Recorded data:
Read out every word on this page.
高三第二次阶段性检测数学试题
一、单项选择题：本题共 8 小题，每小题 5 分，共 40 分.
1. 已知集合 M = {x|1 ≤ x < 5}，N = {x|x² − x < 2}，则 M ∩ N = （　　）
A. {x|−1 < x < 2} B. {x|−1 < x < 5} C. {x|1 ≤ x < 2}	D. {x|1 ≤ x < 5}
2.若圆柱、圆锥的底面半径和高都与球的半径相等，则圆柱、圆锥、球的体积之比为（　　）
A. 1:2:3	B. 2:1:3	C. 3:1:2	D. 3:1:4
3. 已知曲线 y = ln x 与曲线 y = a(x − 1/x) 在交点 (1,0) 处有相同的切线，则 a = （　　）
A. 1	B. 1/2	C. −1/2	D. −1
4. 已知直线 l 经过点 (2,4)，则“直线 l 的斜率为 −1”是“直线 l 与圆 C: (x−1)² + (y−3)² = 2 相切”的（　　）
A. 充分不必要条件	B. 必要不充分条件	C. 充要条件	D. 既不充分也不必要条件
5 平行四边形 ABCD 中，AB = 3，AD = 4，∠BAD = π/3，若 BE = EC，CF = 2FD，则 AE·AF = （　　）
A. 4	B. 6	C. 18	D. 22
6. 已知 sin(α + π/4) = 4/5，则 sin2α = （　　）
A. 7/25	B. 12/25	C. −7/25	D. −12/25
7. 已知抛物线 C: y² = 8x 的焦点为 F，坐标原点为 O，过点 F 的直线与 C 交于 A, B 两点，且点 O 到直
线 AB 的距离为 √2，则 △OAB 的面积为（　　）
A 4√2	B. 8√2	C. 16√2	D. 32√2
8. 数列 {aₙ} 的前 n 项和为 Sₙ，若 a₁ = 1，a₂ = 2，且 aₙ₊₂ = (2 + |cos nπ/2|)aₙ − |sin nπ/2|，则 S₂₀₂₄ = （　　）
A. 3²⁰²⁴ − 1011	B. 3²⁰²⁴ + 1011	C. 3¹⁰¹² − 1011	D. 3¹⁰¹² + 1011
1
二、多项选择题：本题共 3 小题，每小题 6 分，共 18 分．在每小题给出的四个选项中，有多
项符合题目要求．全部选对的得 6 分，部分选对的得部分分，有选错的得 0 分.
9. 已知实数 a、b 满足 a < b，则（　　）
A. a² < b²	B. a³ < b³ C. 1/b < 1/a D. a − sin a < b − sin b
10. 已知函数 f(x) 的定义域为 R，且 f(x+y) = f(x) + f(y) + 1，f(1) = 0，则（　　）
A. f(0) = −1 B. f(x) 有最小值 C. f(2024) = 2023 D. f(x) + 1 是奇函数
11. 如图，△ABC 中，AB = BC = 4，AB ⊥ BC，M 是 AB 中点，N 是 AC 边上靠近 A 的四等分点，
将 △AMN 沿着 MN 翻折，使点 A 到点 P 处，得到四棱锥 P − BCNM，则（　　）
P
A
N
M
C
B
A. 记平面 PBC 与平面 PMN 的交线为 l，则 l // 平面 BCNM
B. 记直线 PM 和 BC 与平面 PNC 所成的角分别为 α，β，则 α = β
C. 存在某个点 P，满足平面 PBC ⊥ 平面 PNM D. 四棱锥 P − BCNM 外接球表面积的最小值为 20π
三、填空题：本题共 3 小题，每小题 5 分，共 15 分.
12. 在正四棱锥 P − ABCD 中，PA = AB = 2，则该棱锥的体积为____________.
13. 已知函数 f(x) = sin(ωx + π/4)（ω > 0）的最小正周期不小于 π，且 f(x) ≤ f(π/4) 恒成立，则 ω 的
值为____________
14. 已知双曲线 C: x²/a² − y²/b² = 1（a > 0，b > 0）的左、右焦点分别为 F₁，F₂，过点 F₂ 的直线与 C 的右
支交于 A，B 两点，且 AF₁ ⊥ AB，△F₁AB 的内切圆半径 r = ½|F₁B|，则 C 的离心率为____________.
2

◆ Stated task
Give only the number of lines above that hold the string "ABCD".

◆ Answer for this exercise
2